_What you need to do_:
Reproduce the data exactly.
-----
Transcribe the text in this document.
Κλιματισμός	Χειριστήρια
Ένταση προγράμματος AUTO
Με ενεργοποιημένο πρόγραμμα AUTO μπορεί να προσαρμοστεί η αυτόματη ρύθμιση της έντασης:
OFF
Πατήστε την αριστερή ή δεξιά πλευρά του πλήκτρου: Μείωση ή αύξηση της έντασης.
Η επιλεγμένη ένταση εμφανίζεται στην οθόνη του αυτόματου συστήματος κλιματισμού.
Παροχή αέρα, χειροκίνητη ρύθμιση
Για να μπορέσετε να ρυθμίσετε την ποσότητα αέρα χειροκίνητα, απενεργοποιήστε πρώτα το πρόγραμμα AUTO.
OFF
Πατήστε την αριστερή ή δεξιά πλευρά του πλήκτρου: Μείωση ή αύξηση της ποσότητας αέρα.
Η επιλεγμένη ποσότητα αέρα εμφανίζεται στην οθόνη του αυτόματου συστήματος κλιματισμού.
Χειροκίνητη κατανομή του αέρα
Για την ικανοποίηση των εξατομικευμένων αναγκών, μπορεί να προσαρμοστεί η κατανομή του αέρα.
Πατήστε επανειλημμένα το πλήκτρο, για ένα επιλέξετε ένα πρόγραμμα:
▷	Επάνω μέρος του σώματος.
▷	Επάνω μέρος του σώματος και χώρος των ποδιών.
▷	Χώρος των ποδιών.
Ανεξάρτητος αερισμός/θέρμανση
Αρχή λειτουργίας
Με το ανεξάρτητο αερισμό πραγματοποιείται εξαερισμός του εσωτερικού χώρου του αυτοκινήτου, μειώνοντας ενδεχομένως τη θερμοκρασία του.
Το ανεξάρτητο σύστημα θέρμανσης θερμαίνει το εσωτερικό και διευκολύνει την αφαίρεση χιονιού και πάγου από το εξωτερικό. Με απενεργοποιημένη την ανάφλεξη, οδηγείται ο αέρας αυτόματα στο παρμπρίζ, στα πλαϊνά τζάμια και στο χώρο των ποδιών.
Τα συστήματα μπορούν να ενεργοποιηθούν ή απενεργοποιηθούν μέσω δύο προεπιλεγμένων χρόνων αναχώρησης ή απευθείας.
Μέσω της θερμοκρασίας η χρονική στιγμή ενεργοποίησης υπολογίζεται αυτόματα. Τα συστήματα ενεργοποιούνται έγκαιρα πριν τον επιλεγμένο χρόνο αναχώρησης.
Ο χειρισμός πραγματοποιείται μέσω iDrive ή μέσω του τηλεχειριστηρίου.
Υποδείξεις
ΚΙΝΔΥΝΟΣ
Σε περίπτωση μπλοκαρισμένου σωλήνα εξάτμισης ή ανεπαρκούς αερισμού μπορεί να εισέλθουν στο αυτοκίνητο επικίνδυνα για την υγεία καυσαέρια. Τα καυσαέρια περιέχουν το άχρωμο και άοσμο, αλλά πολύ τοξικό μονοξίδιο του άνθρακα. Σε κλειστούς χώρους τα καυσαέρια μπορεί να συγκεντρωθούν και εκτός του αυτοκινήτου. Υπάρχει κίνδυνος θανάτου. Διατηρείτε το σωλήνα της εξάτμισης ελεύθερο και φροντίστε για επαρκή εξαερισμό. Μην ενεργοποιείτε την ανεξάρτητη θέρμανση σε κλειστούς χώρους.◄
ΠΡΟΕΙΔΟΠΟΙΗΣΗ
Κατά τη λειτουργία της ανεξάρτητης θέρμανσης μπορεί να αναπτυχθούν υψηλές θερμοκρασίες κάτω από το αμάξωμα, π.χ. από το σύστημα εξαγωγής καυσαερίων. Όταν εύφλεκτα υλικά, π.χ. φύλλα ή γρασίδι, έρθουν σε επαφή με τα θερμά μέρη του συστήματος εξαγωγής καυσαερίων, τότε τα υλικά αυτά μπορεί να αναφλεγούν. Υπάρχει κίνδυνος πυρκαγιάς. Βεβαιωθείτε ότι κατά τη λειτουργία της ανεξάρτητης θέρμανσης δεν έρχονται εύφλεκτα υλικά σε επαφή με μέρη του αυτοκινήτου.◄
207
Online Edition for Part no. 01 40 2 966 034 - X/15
-----
_Response to this task_:
Transcribe the text in this document.
Κλιματισμός	Χειριστήρια
Ένταση προγράμματος AUTO
Με ενεργοποιημένο πρόγραμμα AUTO μπορεί να προσαρμοστεί η αυτόματη ρύθμιση της έντασης:
OFF
Πατήστε την αριστερή ή δεξιά πλευρά του πλήκτρου: Μείωση ή αύξηση της έντασης.
Η επιλεγμένη ένταση εμφανίζεται στην οθόνη του αυτόματου συστήματος κλιματισμού.
Παροχή αέρα, χειροκίνητη ρύθμιση
Για να μπορέσετε να ρυθμίσετε την ποσότητα αέρα χειροκίνητα, απενεργοποιήστε πρώτα το πρόγραμμα AUTO.
OFF
Πατήστε την αριστερή ή δεξιά πλευρά του πλήκτρου: Μείωση ή αύξηση της ποσότητας αέρα.
Η επιλεγμένη ποσότητα αέρα εμφανίζεται στην οθόνη του αυτόματου συστήματος κλιματισμού.
Χειροκίνητη κατανομή του αέρα
Για την ικανοποίηση των εξατομικευμένων αναγκών, μπορεί να προσαρμοστεί η κατανομή του αέρα.
Πατήστε επανειλημμένα το πλήκτρο, για ένα επιλέξετε ένα πρόγραμμα:
▷	Επάνω μέρος του σώματος.
▷	Επάνω μέρος του σώματος και χώρος των ποδιών.
▷	Χώρος των ποδιών.
Ανεξάρτητος αερισμός/θέρμανση
Αρχή λειτουργίας
Με το ανεξάρτητο αερισμό πραγματοποιείται εξαερισμός του εσωτερικού χώρου του αυτοκινήτου, μειώνοντας ενδεχομένως τη θερμοκρασία του.
Το ανεξάρτητο σύστημα θέρμανσης θερμαίνει το εσωτερικό και διευκολύνει την αφαίρεση χιονιού και πάγου από το εξωτερικό. Με απενεργοποιημένη την ανάφλεξη, οδηγείται ο αέρας αυτόματα στο παρμπρίζ, στα πλαϊνά τζάμια και στο χώρο των ποδιών.
Τα συστήματα μπορούν να ενεργοποιηθούν ή απενεργοποιηθούν μέσω δύο προεπιλεγμένων χρόνων αναχώρησης ή απευθείας.
Μέσω της θερμοκρασίας η χρονική στιγμή ενεργοποίησης υπολογίζεται αυτόματα. Τα συστήματα ενεργοποιούνται έγκαιρα πριν τον επιλεγμένο χρόνο αναχώρησης.
Ο χειρισμός πραγματοποιείται μέσω iDrive ή μέσω του τηλεχειριστηρίου.
Υποδείξεις
ΚΙΝΔΥΝΟΣ
Σε περίπτωση μπλοκαρισμένου σωλήνα εξάτμισης ή ανεπαρκούς αερισμού μπορεί να εισέλθουν στο αυτοκίνητο επικίνδυνα για την υγεία καυσαέρια. Τα καυσαέρια περιέχουν το άχρωμο και άοσμο, αλλά πολύ τοξικό μονοξίδιο του άνθρακα. Σε κλειστούς χώρους τα καυσαέρια μπορεί να συγκεντρωθούν και εκτός του αυτοκινήτου. Υπάρχει κίνδυνος θανάτου. Διατηρείτε το σωλήνα της εξάτμισης ελεύθερο και φροντίστε για επαρκή εξαερισμό. Μην ενεργοποιείτε την ανεξάρτητη θέρμανση σε κλειστούς χώρους.◄
ΠΡΟΕΙΔΟΠΟΙΗΣΗ
Κατά τη λειτουργία της ανεξάρτητης θέρμανσης μπορεί να αναπτυχθούν υψηλές θερμοκρασίες κάτω από το αμάξωμα, π.χ. από το σύστημα εξαγωγής καυσαερίων. Όταν εύφλεκτα υλικά, π.χ. φύλλα ή γρασίδι, έρθουν σε επαφή με τα θερμά μέρη του συστήματος εξαγωγής καυσαερίων, τότε τα υλικά αυτά μπορεί να αναφλεγούν. Υπάρχει κίνδυνος πυρκαγιάς. Βεβαιωθείτε ότι κατά τη λειτουργία της ανεξάρτητης θέρμανσης δεν έρχονται εύφλεκτα υλικά σε επαφή με μέρη του αυτοκινήτου.◄
207
Online Edition for Part no. 01 40 2 966 034 - X/15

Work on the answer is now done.